Goal of the exercise:
How many lines in the records below contain the string "shape"? Give only the number.

Material provided:
---+---

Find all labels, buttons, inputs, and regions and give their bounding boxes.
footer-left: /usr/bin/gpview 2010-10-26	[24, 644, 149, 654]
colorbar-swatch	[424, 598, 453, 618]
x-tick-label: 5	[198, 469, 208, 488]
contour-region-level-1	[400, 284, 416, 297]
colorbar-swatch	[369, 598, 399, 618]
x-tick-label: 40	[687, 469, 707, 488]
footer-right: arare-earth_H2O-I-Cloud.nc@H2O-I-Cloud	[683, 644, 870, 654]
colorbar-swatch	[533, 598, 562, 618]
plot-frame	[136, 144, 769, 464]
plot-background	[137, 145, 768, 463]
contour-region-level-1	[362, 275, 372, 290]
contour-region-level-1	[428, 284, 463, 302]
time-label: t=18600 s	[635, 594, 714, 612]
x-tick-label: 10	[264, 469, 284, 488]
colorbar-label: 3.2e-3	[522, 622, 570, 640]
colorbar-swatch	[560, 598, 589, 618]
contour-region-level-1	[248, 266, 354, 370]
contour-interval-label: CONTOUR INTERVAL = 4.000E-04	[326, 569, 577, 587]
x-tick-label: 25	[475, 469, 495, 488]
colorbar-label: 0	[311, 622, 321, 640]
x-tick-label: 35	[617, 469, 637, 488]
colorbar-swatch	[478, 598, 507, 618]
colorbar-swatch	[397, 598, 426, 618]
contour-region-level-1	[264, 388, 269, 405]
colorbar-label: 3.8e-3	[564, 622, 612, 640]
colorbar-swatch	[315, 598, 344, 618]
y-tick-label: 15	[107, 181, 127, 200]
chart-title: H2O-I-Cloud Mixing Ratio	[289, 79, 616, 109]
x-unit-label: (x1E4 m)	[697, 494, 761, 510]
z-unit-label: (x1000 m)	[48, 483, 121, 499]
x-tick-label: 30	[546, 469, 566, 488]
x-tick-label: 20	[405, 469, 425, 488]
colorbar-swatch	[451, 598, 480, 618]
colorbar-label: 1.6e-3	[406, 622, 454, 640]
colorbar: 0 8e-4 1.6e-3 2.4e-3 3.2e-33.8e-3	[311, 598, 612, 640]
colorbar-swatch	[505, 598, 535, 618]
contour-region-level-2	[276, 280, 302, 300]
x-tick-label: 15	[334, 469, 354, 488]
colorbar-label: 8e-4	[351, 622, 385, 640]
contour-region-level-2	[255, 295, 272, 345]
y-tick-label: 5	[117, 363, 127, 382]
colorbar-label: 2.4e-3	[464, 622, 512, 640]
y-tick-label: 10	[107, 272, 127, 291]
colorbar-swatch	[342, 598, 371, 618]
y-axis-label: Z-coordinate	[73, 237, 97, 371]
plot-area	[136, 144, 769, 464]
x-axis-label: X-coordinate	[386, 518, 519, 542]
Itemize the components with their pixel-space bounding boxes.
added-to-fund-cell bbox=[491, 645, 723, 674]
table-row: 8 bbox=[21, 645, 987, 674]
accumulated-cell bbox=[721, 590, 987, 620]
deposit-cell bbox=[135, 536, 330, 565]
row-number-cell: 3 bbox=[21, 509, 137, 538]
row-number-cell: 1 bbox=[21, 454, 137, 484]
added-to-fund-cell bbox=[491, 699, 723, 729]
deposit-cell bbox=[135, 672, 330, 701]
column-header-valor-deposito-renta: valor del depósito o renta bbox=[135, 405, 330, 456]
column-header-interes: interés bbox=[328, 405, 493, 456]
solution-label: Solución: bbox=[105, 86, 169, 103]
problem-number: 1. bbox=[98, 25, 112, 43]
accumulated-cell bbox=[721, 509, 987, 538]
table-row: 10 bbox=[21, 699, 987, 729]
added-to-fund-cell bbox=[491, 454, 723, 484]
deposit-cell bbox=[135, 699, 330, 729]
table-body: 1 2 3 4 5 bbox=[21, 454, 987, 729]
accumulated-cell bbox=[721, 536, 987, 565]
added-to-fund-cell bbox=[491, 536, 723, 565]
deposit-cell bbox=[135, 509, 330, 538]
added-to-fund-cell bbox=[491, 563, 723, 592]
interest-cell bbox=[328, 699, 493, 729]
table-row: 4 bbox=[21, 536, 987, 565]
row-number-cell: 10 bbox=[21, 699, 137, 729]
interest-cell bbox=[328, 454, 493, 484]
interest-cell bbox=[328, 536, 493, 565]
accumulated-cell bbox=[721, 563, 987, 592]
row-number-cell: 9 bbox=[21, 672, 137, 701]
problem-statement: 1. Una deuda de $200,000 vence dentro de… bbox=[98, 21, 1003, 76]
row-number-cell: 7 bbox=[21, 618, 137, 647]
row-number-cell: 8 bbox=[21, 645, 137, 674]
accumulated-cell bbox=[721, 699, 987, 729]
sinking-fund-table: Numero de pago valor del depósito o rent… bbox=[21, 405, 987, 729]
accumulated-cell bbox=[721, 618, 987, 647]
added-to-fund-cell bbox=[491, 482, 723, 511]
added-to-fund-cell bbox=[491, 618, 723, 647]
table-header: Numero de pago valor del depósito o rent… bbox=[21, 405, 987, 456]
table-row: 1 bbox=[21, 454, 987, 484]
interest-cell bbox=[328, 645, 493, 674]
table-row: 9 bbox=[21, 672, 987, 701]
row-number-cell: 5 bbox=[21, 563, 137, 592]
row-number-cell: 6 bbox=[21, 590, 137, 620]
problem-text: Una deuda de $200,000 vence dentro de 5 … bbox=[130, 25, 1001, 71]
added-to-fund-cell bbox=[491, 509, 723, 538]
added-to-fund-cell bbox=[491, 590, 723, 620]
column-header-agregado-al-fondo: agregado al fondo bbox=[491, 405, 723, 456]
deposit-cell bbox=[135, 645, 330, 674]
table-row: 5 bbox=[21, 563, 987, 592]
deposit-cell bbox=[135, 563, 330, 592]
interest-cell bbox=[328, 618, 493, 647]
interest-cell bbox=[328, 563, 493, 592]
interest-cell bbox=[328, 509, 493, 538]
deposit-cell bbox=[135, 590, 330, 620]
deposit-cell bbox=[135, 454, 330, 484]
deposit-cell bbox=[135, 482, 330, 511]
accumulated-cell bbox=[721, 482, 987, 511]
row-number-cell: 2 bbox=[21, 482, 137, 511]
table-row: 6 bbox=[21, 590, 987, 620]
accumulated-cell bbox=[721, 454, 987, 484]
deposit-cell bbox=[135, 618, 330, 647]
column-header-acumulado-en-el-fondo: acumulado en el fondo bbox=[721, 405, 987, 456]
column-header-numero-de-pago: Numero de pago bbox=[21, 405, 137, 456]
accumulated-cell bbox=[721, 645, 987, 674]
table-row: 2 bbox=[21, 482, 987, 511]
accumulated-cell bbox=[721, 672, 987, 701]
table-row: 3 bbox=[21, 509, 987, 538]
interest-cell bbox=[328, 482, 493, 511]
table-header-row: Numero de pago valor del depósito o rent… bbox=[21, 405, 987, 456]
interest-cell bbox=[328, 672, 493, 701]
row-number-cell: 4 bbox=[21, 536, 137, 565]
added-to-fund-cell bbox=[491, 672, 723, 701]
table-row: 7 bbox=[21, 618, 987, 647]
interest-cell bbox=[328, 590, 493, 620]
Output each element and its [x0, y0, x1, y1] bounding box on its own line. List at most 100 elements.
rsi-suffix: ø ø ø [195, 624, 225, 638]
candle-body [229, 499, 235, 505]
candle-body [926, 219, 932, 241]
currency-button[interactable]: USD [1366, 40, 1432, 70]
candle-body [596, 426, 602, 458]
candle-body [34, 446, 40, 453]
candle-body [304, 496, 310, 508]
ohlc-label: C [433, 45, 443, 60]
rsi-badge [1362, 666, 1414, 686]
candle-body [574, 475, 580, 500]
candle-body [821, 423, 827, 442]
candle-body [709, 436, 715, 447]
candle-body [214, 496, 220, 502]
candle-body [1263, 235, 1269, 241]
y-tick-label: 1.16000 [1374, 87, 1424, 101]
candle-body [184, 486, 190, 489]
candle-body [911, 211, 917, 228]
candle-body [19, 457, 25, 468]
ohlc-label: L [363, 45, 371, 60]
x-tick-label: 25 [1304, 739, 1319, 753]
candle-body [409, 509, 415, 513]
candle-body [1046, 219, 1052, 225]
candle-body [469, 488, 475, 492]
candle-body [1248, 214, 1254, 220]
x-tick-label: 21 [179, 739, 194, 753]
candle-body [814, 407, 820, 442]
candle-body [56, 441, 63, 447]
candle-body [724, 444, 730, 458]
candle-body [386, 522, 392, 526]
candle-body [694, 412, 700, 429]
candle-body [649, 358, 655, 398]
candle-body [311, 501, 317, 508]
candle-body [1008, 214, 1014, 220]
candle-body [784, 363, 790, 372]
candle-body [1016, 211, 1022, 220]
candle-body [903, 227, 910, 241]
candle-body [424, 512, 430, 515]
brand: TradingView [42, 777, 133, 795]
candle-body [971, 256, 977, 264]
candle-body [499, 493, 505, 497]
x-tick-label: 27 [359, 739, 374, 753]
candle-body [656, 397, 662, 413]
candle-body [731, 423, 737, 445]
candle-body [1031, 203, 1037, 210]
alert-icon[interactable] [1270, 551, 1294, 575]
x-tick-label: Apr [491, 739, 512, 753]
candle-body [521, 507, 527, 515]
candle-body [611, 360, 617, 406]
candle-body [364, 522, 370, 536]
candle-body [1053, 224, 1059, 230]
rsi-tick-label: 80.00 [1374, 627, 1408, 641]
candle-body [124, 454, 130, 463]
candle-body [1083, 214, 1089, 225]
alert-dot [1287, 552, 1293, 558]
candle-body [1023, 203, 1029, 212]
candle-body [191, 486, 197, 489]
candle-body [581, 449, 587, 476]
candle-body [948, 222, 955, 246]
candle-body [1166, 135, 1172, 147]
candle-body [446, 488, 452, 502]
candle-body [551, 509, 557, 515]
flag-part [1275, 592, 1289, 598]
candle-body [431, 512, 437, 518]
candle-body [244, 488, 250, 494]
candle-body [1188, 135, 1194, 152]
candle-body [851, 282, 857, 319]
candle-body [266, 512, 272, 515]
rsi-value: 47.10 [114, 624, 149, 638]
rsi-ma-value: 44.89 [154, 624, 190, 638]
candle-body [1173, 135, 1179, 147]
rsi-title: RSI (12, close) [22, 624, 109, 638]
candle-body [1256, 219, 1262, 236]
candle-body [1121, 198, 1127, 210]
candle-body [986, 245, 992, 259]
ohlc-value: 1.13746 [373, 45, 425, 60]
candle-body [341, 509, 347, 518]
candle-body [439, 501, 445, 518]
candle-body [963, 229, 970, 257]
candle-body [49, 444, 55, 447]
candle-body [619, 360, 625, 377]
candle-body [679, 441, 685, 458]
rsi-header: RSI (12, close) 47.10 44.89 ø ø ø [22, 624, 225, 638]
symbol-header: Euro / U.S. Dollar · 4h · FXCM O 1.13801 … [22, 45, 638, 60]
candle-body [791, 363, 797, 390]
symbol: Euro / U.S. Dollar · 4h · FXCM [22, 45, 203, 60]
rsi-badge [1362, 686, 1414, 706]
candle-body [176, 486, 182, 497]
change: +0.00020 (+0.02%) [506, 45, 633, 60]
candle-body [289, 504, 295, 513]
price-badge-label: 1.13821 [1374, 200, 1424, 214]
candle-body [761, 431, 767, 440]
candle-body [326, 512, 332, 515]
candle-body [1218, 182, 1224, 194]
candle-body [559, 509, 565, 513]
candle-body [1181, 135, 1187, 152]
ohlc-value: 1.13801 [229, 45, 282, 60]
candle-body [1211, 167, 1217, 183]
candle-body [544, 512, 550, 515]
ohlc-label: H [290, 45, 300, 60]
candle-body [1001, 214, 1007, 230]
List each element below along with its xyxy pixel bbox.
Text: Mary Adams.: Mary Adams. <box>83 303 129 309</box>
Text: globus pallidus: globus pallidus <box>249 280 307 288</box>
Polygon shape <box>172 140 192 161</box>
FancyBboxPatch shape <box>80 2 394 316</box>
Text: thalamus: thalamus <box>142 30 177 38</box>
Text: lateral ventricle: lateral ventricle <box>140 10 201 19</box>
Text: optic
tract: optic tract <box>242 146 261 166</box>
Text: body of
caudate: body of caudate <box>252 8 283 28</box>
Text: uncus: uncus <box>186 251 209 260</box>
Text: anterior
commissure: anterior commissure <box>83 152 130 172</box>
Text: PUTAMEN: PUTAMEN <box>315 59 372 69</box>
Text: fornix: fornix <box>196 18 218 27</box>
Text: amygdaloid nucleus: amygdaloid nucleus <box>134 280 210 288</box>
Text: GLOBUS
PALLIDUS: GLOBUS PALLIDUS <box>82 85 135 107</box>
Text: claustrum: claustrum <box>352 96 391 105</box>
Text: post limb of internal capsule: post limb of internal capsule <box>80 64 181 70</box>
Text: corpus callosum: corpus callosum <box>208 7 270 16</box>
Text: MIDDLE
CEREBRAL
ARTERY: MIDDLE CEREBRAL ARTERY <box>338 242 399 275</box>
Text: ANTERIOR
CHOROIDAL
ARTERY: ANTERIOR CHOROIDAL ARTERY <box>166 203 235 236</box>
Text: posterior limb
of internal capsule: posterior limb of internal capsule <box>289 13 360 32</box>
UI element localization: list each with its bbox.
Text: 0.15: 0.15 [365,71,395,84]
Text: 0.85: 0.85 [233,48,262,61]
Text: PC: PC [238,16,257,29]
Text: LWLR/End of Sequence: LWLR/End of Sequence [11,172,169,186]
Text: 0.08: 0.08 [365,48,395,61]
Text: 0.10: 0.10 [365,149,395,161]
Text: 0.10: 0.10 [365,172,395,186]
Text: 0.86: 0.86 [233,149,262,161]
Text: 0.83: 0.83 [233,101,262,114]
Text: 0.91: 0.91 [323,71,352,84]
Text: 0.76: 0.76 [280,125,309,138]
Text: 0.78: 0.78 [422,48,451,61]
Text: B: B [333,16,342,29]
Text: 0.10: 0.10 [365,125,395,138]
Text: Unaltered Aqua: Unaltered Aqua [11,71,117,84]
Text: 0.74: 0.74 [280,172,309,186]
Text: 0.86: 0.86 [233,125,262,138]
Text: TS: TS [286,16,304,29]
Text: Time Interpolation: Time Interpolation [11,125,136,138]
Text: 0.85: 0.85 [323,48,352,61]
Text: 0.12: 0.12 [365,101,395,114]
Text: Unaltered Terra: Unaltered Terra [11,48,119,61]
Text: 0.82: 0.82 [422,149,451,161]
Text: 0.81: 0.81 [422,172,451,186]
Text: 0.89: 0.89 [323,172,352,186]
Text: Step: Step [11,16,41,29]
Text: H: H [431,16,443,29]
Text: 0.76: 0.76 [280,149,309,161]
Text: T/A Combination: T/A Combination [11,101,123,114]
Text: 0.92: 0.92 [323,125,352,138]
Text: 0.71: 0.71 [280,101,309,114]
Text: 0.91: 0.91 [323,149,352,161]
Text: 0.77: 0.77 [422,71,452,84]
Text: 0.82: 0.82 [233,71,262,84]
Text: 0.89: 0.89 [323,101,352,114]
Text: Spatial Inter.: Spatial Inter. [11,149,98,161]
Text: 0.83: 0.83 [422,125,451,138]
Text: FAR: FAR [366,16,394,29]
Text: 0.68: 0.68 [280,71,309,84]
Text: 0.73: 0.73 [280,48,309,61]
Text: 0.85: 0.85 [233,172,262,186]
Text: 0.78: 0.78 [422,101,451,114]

---+---

Worked answer:
2